Set exercise: Would you output the whole listing below, exactly as it reads?

______

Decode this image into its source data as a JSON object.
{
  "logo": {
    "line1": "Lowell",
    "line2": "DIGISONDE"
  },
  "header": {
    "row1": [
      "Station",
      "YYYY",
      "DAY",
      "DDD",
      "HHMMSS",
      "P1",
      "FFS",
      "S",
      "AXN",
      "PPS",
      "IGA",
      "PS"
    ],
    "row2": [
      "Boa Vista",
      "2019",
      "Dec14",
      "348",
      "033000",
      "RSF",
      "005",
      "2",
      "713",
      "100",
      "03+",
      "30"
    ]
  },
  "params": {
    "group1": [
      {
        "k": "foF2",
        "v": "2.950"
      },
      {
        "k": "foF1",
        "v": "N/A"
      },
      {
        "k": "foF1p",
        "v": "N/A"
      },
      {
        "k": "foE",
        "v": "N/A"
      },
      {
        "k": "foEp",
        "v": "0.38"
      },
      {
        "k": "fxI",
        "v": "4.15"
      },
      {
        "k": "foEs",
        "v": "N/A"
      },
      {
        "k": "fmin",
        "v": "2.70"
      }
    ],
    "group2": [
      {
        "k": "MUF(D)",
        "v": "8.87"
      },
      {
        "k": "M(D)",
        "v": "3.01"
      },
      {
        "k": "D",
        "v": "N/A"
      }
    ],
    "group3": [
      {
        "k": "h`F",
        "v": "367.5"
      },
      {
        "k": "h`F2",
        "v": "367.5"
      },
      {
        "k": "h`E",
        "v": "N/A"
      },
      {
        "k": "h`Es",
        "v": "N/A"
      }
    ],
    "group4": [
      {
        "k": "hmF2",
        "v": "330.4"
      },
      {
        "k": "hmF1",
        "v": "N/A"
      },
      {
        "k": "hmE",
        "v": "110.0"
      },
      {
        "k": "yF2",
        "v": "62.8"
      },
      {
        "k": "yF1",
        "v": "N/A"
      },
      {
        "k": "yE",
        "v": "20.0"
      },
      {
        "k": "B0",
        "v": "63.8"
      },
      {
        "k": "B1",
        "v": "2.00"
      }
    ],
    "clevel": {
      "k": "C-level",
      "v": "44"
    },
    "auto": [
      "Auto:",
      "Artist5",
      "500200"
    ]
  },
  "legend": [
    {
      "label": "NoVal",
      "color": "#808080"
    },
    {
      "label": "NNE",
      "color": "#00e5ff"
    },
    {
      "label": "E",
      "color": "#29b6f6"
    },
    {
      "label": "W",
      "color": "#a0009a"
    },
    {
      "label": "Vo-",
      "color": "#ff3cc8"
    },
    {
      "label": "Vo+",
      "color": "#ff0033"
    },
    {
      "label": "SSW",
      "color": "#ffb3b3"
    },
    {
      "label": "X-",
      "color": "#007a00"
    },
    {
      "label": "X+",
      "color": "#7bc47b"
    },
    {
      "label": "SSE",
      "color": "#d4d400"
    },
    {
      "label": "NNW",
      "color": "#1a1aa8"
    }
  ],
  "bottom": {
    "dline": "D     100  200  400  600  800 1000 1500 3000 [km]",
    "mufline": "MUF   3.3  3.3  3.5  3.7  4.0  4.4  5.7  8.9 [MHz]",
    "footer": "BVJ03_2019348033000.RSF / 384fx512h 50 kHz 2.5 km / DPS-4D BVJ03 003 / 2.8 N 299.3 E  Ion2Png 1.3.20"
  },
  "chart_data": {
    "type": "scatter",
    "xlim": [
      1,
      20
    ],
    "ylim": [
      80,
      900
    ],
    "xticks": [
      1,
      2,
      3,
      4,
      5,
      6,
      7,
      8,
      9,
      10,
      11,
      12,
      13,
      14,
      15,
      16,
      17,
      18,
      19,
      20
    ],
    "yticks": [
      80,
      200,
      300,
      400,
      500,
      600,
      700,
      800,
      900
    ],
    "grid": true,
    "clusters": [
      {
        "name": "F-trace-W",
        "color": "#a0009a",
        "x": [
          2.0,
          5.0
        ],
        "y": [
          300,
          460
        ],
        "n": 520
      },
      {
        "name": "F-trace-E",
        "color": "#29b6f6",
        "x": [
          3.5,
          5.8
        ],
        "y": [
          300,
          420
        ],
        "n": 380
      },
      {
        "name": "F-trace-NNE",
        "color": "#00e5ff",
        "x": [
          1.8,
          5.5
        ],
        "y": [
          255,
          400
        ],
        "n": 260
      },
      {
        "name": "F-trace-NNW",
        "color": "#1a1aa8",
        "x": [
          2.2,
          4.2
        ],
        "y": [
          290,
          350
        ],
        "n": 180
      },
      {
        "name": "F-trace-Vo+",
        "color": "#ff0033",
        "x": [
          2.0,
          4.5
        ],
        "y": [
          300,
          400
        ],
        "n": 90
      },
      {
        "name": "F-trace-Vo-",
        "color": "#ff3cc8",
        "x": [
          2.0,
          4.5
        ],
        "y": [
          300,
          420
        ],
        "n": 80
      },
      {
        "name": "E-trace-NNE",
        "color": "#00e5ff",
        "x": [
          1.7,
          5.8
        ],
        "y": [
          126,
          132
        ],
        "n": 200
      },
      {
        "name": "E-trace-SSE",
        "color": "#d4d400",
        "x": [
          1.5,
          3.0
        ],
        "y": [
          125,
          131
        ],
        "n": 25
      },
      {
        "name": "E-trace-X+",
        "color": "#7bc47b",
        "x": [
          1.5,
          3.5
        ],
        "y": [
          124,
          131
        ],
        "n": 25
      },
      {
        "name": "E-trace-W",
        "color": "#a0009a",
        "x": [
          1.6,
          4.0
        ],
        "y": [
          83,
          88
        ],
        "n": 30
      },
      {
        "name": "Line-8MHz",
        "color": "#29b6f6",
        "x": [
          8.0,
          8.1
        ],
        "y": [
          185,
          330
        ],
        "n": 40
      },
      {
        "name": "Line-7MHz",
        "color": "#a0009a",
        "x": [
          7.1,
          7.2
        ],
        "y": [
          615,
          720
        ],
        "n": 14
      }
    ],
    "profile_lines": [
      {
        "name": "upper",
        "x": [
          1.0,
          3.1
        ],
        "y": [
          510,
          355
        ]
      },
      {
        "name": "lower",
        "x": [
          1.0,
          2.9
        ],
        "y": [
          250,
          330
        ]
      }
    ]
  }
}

______

Output for this task:
Decode this image into its source data as a JSON object.
{
  "logo": {
    "line1": "Lowell",
    "line2": "DIGISONDE"
  },
  "header": {
    "row1": [
      "Station",
      "YYYY",
      "DAY",
      "DDD",
      "HHMMSS",
      "P1",
      "FFS",
      "S",
      "AXN",
      "PPS",
      "IGA",
      "PS"
    ],
    "row2": [
      "Boa Vista",
      "2019",
      "Dec14",
      "348",
      "033000",
      "RSF",
      "005",
      "2",
      "713",
      "100",
      "03+",
      "30"
    ]
  },
  "params": {
    "group1": [
      {
        "k": "foF2",
        "v": "2.950"
      },
      {
        "k": "foF1",
        "v": "N/A"
      },
      {
        "k": "foF1p",
        "v": "N/A"
      },
      {
        "k": "foE",
        "v": "N/A"
      },
      {
        "k": "foEp",
        "v": "0.38"
      },
      {
        "k": "fxI",
        "v": "4.15"
      },
      {
        "k": "foEs",
        "v": "N/A"
      },
      {
        "k": "fmin",
        "v": "2.70"
      }
    ],
    "group2": [
      {
        "k": "MUF(D)",
        "v": "8.87"
      },
      {
        "k": "M(D)",
        "v": "3.01"
      },
      {
        "k": "D",
        "v": "N/A"
      }
    ],
    "group3": [
      {
        "k": "h`F",
        "v": "367.5"
      },
      {
        "k": "h`F2",
        "v": "367.5"
      },
      {
        "k": "h`E",
        "v": "N/A"
      },
      {
        "k": "h`Es",
        "v": "N/A"
      }
    ],
    "group4": [
      {
        "k": "hmF2",
        "v": "330.4"
      },
      {
        "k": "hmF1",
        "v": "N/A"
      },
      {
        "k": "hmE",
        "v": "110.0"
      },
      {
        "k": "yF2",
        "v": "62.8"
      },
      {
        "k": "yF1",
        "v": "N/A"
      },
      {
        "k": "yE",
        "v": "20.0"
      },
      {
        "k": "B0",
        "v": "63.8"
      },
      {
        "k": "B1",
        "v": "2.00"
      }
    ],
    "clevel": {
      "k": "C-level",
      "v": "44"
    },
    "auto": [
      "Auto:",
      "Artist5",
      "500200"
    ]
  },
  "legend": [
    {
      "label": "NoVal",
      "color": "#808080"
    },
    {
      "label": "NNE",
      "color": "#00e5ff"
    },
    {
      "label": "E",
      "color": "#29b6f6"
    },
    {
      "label": "W",
      "color": "#a0009a"
    },
    {
      "label": "Vo-",
      "color": "#ff3cc8"
    },
    {
      "label": "Vo+",
      "color": "#ff0033"
    },
    {
      "label": "SSW",
      "color": "#ffb3b3"
    },
    {
      "label": "X-",
      "color": "#007a00"
    },
    {
      "label": "X+",
      "color": "#7bc47b"
    },
    {
      "label": "SSE",
      "color": "#d4d400"
    },
    {
      "label": "NNW",
      "color": "#1a1aa8"
    }
  ],
  "bottom": {
    "dline": "D     100  200  400  600  800 1000 1500 3000 [km]",
    "mufline": "MUF   3.3  3.3  3.5  3.7  4.0  4.4  5.7  8.9 [MHz]",
    "footer": "BVJ03_2019348033000.RSF / 384fx512h 50 kHz 2.5 km / DPS-4D BVJ03 003 / 2.8 N 299.3 E  Ion2Png 1.3.20"
  },
  "chart_data": {
    "type": "scatter",
    "xlim": [
      1,
      20
    ],
    "ylim": [
      80,
      900
    ],
    "xticks": [
      1,
      2,
      3,
      4,
      5,
      6,
      7,
      8,
      9,
      10,
      11,
      12,
      13,
      14,
      15,
      16,
      17,
      18,
      19,
      20
    ],
    "yticks": [
      80,
      200,
      300,
      400,
      500,
      600,
      700,
      800,
      900
    ],
    "grid": true,
    "clusters": [
      {
        "name": "F-trace-W",
        "color": "#a0009a",
        "x": [
          2.0,
          5.0
        ],
        "y": [
          300,
          460
        ],
        "n": 520
      },
      {
        "name": "F-trace-E",
        "color": "#29b6f6",
        "x": [
          3.5,
          5.8
        ],
        "y": [
          300,
          420
        ],
        "n": 380
      },
      {
        "name": "F-trace-NNE",
        "color": "#00e5ff",
        "x": [
          1.8,
          5.5
        ],
        "y": [
          255,
          400
        ],
        "n": 260
      },
      {
        "name": "F-trace-NNW",
        "color": "#1a1aa8",
        "x": [
          2.2,
          4.2
        ],
        "y": [
          290,
          350
        ],
        "n": 180
      },
      {
        "name": "F-trace-Vo+",
        "color": "#ff0033",
        "x": [
          2.0,
          4.5
        ],
        "y": [
          300,
          400
        ],
        "n": 90
      },
      {
        "name": "F-trace-Vo-",
        "color": "#ff3cc8",
        "x": [
          2.0,
          4.5
        ],
        "y": [
          300,
          420
        ],
        "n": 80
      },
      {
        "name": "E-trace-NNE",
        "color": "#00e5ff",
        "x": [
          1.7,
          5.8
        ],
        "y": [
          126,
          132
        ],
        "n": 200
      },
      {
        "name": "E-trace-SSE",
        "color": "#d4d400",
        "x": [
          1.5,
          3.0
        ],
        "y": [
          125,
          131
        ],
        "n": 25
      },
      {
        "name": "E-trace-X+",
        "color": "#7bc47b",
        "x": [
          1.5,
          3.5
        ],
        "y": [
          124,
          131
        ],
        "n": 25
      },
      {
        "name": "E-trace-W",
        "color": "#a0009a",
        "x": [
          1.6,
          4.0
        ],
        "y": [
          83,
          88
        ],
        "n": 30
      },
      {
        "name": "Line-8MHz",
        "color": "#29b6f6",
        "x": [
          8.0,
          8.1
        ],
        "y": [
          185,
          330
        ],
        "n": 40
      },
      {
        "name": "Line-7MHz",
        "color": "#a0009a",
        "x": [
          7.1,
          7.2
        ],
        "y": [
          615,
          720
        ],
        "n": 14
      }
    ],
    "profile_lines": [
      {
        "name": "upper",
        "x": [
          1.0,
          3.1
        ],
        "y": [
          510,
          355
        ]
      },
      {
        "name": "lower",
        "x": [
          1.0,
          2.9
        ],
        "y": [
          250,
          330
        ]
      }
    ]
  }
}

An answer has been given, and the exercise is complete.